##### Source data #####

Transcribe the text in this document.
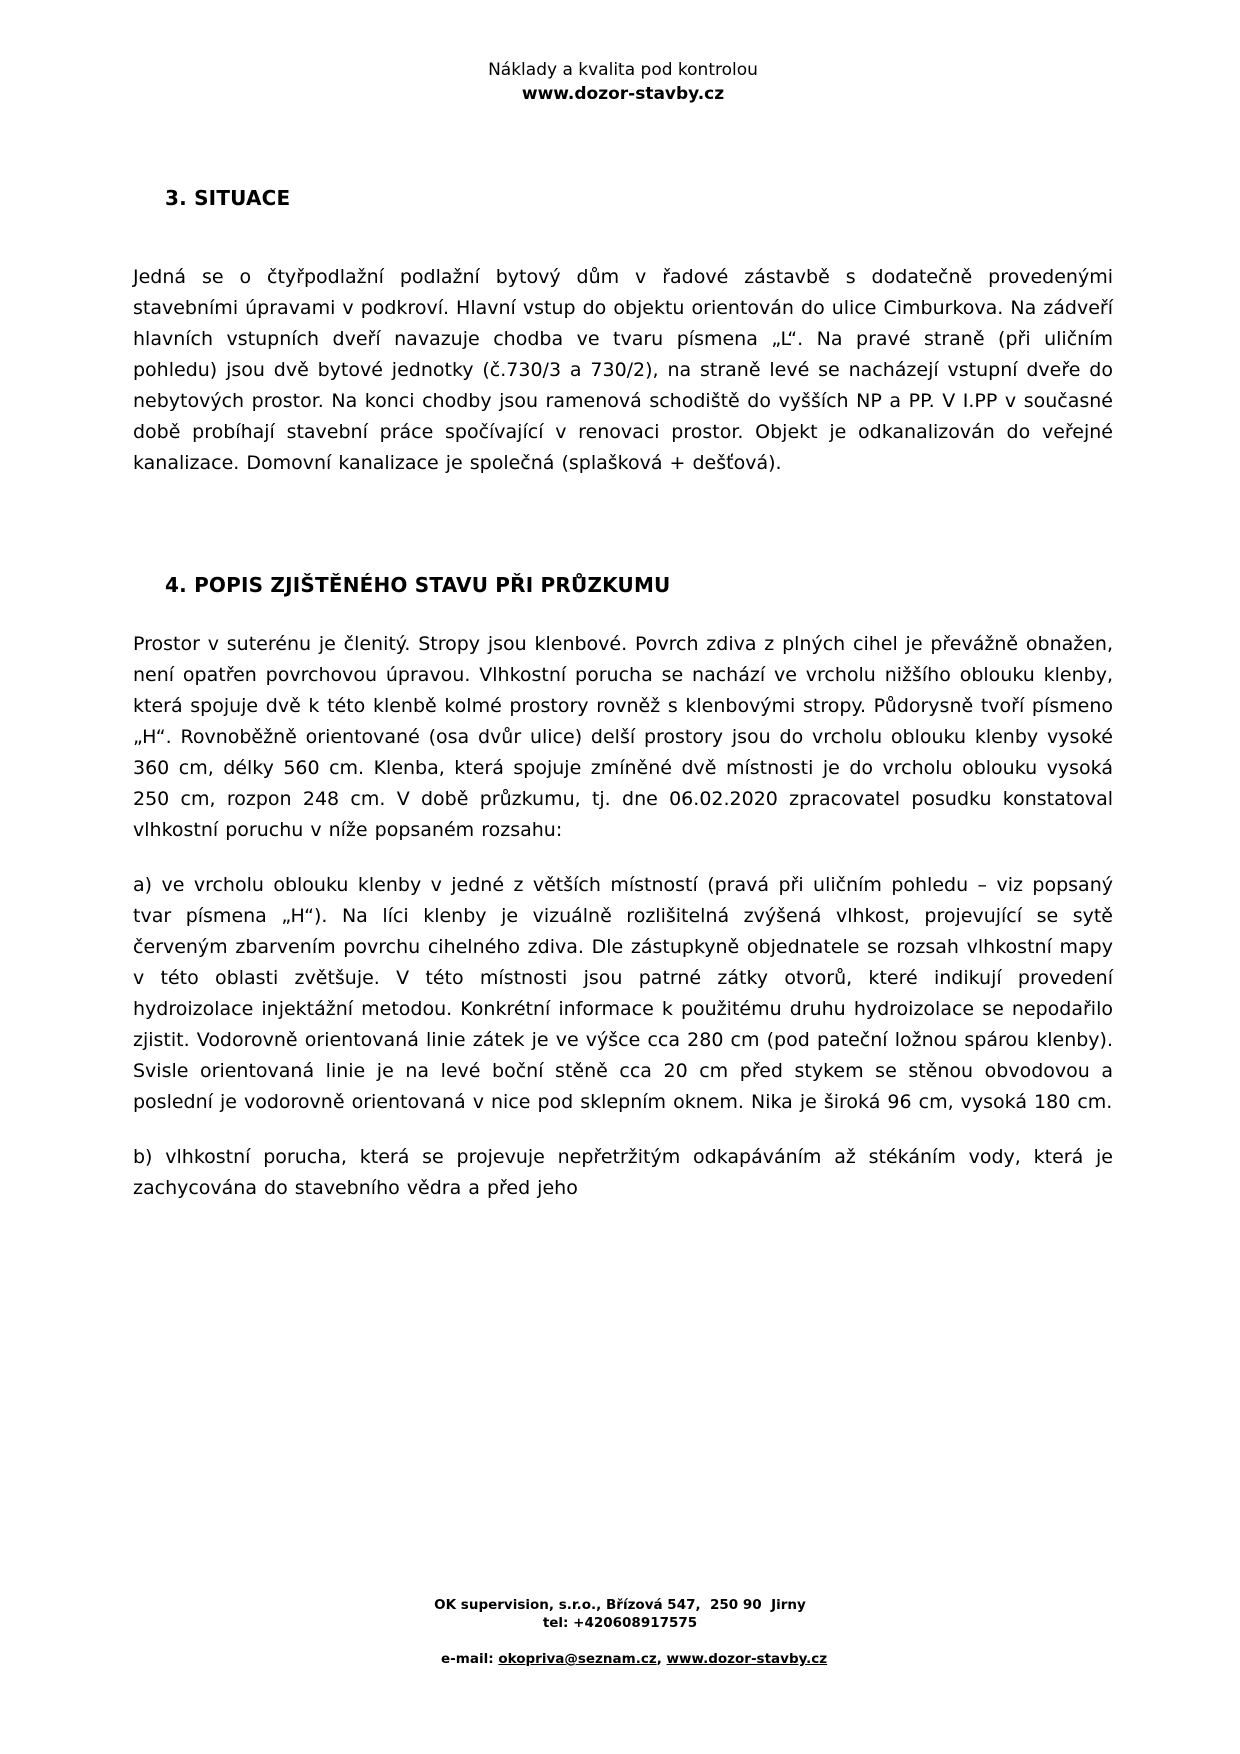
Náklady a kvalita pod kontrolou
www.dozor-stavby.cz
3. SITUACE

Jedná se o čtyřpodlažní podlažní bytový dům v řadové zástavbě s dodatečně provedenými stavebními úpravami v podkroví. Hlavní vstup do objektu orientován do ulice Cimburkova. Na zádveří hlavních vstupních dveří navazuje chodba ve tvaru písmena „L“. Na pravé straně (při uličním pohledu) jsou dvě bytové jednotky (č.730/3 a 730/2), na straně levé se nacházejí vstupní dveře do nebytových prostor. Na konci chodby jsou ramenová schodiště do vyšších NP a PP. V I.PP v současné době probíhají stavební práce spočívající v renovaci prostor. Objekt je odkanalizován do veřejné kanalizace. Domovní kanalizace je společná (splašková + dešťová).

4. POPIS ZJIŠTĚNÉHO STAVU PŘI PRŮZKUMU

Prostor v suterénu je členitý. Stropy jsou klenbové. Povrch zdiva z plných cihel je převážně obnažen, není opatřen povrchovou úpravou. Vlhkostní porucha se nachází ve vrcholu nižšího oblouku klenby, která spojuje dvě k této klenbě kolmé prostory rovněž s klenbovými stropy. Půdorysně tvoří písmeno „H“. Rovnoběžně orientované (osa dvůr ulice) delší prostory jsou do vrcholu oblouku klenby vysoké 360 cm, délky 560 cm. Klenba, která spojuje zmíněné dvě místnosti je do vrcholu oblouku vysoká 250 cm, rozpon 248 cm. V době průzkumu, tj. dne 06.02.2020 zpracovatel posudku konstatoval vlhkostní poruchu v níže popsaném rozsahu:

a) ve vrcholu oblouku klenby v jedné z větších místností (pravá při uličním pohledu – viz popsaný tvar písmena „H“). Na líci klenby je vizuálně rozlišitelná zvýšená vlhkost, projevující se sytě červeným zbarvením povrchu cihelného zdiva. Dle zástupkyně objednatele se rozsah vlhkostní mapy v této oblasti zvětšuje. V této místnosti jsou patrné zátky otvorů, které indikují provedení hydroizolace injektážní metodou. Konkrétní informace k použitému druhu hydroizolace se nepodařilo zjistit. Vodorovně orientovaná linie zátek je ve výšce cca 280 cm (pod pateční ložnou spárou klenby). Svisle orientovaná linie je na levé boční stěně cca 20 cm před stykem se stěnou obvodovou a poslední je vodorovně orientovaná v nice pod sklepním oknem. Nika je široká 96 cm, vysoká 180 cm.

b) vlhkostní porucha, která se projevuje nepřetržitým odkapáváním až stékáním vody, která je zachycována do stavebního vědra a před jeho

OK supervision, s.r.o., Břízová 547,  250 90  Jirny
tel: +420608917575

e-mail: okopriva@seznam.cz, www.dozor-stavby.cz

#####
##### Source data #####

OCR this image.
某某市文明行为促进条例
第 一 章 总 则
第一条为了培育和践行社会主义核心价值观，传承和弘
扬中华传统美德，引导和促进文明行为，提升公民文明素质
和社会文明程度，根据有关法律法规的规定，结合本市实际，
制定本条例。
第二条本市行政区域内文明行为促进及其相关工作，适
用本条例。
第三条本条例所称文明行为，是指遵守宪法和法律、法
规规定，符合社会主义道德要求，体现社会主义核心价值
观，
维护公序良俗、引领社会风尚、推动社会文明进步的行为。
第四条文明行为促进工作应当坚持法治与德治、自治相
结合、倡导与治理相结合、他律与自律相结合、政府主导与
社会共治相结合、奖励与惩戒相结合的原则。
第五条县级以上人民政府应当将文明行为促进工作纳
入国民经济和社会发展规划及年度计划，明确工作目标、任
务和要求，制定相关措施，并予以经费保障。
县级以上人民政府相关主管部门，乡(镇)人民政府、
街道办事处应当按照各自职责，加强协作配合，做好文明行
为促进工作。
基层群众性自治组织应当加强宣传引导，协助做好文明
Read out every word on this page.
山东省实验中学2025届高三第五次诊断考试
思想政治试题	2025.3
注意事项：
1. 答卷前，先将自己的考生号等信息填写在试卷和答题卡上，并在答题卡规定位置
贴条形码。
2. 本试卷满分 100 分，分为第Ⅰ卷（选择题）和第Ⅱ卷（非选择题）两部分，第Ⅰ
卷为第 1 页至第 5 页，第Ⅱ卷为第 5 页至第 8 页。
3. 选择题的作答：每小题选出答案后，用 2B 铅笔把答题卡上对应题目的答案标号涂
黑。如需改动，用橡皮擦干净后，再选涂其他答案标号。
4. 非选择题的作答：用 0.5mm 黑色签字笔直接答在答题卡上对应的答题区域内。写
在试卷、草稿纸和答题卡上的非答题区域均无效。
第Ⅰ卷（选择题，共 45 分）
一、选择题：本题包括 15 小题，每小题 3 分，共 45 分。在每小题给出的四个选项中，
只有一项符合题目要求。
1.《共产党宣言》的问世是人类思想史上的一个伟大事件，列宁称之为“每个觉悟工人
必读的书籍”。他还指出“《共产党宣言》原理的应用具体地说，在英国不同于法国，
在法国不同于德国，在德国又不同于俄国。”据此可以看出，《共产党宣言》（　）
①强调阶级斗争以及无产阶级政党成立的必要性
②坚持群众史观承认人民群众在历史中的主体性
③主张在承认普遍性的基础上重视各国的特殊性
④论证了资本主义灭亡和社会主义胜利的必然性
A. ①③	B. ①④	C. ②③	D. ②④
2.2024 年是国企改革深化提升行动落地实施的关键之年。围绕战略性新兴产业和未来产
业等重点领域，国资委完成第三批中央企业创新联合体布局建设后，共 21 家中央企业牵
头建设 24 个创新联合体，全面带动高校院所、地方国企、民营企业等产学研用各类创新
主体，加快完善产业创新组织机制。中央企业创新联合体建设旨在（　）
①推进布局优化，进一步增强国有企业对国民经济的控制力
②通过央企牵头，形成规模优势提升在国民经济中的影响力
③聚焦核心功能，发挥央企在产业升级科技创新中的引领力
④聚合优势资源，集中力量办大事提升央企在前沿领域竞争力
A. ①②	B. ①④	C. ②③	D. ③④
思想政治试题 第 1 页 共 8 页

#####

Problem to solve - In the entries above, identify each line that includes the string "zdiva", then copy it.

Finished answer -
Prostor v suterénu je členitý. Stropy jsou klenbové. Povrch zdiva z plných cihel je převážně obnažen, není opatřen povrchovou úpravou. Vlhkostní porucha se nachází ve vrcholu nižšího oblouku klenby, která spojuje dvě k této klenbě kolmé prostory rovněž s klenbovými stropy. Půdorysně tvoří písmeno „H“. Rovnoběžně orientované (osa dvůr ulice) delší prostory jsou do vrcholu oblouku klenby vysoké 360 cm, délky 560 cm. Klenba, která spojuje zmíněné dvě místnosti je do vrcholu oblouku vysoká 250 cm, rozpon 248 cm. V době průzkumu, tj. dne 06.02.2020 zpracovatel posudku konstatoval vlhkostní poruchu v níže popsaném rozsahu:
a) ve vrcholu oblouku klenby v jedné z větších místností (pravá při uličním pohledu – viz popsaný tvar písmena „H“). Na líci klenby je vizuálně rozlišitelná zvýšená vlhkost, projevující se sytě červeným zbarvením povrchu cihelného zdiva. Dle zástupkyně objednatele se rozsah vlhkostní mapy v této oblasti zvětšuje. V této místnosti jsou patrné zátky otvorů, které indikují provedení hydroizolace injektážní metodou. Konkrétní informace k použitému druhu hydroizolace se nepodařilo zjistit. Vodorovně orientovaná linie zátek je ve výšce cca 280 cm (pod pateční ložnou spárou klenby). Svisle orientovaná linie je na levé boční stěně cca 20 cm před stykem se stěnou obvodovou a poslední je vodorovně orientovaná v nice pod sklepním oknem. Nika je široká 96 cm, vysoká 180 cm.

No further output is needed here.